Problem -
Which lines contain the string "type"? Please list every one of them.
===== Information supplied =====
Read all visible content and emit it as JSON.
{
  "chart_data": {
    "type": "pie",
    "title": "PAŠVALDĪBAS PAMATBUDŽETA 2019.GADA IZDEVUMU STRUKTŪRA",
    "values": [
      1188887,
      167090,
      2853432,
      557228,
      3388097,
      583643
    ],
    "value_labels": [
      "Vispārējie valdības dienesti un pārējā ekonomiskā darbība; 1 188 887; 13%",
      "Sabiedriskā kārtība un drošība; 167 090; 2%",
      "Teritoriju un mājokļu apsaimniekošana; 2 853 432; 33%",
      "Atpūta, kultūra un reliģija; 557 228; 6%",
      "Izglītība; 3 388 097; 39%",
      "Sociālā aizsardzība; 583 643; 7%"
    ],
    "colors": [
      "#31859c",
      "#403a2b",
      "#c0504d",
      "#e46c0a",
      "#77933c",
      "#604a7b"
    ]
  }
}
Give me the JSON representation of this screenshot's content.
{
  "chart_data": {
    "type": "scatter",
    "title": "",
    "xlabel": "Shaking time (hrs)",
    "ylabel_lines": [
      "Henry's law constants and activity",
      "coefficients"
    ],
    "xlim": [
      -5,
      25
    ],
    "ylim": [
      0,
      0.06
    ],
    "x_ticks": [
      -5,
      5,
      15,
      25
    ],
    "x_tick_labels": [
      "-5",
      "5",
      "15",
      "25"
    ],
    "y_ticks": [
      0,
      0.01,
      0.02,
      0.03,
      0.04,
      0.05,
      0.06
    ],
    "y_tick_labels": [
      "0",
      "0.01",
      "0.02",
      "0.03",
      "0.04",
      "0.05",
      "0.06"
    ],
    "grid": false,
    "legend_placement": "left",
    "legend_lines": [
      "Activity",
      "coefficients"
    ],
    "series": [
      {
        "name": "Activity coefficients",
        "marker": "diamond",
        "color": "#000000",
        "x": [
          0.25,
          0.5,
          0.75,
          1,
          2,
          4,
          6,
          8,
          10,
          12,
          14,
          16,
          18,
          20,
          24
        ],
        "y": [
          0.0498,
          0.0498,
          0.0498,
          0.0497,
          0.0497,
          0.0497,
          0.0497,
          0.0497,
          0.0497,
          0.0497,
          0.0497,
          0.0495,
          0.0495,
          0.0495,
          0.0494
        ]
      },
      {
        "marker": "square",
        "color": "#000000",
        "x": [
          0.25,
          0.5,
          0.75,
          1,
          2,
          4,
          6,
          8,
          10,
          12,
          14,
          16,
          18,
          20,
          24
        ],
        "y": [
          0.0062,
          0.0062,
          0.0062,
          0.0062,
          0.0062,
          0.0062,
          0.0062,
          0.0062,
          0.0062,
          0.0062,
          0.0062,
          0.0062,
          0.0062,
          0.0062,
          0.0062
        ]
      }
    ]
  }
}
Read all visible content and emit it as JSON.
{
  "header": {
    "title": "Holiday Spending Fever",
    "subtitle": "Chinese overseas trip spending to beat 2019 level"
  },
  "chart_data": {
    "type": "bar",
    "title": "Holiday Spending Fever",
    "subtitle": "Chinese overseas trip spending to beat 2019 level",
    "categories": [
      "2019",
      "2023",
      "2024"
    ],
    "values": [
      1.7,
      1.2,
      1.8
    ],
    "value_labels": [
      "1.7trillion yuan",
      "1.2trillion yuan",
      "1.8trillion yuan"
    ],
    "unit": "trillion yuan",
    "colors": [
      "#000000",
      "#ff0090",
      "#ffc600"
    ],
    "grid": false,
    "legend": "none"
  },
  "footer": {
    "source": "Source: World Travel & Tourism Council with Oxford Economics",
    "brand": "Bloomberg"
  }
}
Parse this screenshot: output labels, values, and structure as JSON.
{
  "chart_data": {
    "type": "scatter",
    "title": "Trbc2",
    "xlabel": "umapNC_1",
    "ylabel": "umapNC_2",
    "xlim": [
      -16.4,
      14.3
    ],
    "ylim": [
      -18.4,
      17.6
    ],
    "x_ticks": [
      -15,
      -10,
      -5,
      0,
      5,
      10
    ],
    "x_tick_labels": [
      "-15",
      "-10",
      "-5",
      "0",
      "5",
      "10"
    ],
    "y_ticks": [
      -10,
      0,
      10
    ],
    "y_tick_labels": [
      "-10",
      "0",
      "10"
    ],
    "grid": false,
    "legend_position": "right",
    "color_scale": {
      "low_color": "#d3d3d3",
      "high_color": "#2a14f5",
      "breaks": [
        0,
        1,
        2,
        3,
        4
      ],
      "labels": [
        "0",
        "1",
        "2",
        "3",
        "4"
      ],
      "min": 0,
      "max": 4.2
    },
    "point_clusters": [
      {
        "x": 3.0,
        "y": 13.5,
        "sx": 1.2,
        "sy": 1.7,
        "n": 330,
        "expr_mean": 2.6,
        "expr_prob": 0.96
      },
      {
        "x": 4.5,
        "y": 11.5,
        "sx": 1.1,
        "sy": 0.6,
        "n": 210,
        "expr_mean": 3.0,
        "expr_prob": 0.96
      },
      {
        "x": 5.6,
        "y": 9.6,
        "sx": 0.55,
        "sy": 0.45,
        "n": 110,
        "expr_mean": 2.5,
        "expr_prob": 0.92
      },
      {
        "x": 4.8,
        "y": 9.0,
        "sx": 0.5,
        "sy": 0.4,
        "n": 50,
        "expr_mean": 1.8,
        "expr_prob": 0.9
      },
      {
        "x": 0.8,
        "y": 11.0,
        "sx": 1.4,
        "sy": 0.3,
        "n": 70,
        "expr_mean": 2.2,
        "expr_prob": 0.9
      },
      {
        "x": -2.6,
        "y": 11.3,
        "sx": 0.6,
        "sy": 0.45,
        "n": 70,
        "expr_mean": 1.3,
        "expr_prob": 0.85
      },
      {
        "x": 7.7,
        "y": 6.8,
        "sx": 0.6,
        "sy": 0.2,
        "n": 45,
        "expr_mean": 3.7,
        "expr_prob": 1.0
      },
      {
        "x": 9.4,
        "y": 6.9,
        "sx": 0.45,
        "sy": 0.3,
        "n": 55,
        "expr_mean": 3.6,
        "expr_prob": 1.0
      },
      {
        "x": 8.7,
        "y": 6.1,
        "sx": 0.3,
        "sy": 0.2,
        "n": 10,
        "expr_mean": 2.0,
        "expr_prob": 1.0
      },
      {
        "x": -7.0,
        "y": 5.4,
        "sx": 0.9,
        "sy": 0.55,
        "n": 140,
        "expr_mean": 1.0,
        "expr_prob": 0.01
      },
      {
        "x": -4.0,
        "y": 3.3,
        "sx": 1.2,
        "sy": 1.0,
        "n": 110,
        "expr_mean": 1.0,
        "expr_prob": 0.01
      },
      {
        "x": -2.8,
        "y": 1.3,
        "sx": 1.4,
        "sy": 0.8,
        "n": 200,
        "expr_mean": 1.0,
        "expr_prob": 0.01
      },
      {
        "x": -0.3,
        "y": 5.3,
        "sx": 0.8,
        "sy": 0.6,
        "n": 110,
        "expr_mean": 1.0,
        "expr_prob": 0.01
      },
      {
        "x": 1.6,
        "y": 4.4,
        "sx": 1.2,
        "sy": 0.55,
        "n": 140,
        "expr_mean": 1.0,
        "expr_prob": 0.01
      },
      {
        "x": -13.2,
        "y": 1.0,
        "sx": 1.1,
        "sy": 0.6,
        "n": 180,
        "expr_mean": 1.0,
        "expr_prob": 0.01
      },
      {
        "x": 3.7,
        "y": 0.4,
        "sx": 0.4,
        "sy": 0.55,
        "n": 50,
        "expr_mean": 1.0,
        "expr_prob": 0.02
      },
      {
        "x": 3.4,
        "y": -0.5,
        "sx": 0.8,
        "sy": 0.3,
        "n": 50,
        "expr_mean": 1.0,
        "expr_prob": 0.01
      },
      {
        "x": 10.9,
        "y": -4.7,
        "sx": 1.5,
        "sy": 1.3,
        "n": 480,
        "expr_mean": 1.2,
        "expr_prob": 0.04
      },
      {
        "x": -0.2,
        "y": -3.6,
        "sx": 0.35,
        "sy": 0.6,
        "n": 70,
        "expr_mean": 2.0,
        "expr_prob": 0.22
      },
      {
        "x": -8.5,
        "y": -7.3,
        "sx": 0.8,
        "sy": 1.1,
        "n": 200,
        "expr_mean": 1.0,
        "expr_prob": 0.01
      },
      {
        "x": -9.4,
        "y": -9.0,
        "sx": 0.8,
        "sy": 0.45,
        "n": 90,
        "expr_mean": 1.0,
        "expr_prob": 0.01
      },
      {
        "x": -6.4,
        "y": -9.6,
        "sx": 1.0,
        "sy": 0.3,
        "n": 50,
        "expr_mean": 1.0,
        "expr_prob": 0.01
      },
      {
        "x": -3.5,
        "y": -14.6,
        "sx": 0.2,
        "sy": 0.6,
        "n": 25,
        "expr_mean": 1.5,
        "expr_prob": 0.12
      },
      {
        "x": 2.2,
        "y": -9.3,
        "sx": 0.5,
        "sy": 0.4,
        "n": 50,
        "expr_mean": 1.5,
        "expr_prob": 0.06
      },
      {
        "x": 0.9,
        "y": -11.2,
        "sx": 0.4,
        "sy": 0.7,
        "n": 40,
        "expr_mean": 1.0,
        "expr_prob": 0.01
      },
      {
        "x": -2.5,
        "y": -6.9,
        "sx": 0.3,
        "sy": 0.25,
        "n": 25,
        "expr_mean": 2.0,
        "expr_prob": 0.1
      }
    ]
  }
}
=====
Response -
    "type": "pie",
    "type": "scatter",
    "type": "bar",
    "type": "scatter",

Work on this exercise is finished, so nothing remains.